Reproduce all of the listing below without alteration.

--- BEGIN DATA TO USE ---

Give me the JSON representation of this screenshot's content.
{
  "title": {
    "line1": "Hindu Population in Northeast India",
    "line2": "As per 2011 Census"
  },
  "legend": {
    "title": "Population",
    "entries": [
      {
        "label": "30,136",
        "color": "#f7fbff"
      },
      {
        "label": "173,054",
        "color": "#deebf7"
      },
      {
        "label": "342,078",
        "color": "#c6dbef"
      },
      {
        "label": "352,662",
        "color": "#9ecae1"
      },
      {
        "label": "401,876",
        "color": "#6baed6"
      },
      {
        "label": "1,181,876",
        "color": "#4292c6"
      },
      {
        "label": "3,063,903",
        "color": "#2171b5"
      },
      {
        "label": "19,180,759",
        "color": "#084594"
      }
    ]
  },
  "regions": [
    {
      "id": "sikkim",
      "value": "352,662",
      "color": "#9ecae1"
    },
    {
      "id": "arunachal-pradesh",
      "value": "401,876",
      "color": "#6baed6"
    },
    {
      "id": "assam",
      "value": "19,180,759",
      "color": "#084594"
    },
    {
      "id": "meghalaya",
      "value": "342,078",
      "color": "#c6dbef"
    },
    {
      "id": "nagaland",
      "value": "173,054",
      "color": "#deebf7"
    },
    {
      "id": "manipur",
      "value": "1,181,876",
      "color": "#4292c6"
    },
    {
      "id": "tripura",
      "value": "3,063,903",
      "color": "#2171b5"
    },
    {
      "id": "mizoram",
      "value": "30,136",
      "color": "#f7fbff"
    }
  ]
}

--- END DATA TO USE ---

OUTPUT:
Give me the JSON representation of this screenshot's content.
{
  "title": {
    "line1": "Hindu Population in Northeast India",
    "line2": "As per 2011 Census"
  },
  "legend": {
    "title": "Population",
    "entries": [
      {
        "label": "30,136",
        "color": "#f7fbff"
      },
      {
        "label": "173,054",
        "color": "#deebf7"
      },
      {
        "label": "342,078",
        "color": "#c6dbef"
      },
      {
        "label": "352,662",
        "color": "#9ecae1"
      },
      {
        "label": "401,876",
        "color": "#6baed6"
      },
      {
        "label": "1,181,876",
        "color": "#4292c6"
      },
      {
        "label": "3,063,903",
        "color": "#2171b5"
      },
      {
        "label": "19,180,759",
        "color": "#084594"
      }
    ]
  },
  "regions": [
    {
      "id": "sikkim",
      "value": "352,662",
      "color": "#9ecae1"
    },
    {
      "id": "arunachal-pradesh",
      "value": "401,876",
      "color": "#6baed6"
    },
    {
      "id": "assam",
      "value": "19,180,759",
      "color": "#084594"
    },
    {
      "id": "meghalaya",
      "value": "342,078",
      "color": "#c6dbef"
    },
    {
      "id": "nagaland",
      "value": "173,054",
      "color": "#deebf7"
    },
    {
      "id": "manipur",
      "value": "1,181,876",
      "color": "#4292c6"
    },
    {
      "id": "tripura",
      "value": "3,063,903",
      "color": "#2171b5"
    },
    {
      "id": "mizoram",
      "value": "30,136",
      "color": "#f7fbff"
    }
  ]
}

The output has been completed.